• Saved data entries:
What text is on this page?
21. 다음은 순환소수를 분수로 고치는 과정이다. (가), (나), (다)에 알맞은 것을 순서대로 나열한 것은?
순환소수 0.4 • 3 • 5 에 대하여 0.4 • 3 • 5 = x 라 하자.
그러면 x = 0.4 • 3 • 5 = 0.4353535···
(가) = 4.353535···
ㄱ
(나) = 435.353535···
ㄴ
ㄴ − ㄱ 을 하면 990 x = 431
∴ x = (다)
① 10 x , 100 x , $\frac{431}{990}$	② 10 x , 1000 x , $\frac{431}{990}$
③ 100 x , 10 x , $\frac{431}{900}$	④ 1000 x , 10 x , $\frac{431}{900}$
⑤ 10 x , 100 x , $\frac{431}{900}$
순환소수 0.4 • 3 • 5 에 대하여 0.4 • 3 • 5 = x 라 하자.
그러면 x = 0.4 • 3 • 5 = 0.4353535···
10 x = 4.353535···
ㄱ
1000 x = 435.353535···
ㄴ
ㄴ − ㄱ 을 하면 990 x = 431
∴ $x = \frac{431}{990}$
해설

• Short exercise: Show the lines of the data that hold the word "frac".

• Expected answer:
① 10 x , 100 x , $\frac{431}{990}$	② 10 x , 1000 x , $\frac{431}{990}$
③ 100 x , 10 x , $\frac{431}{900}$	④ 1000 x , 10 x , $\frac{431}{900}$
⑤ 10 x , 100 x , $\frac{431}{900}$
∴ $x = \frac{431}{990}$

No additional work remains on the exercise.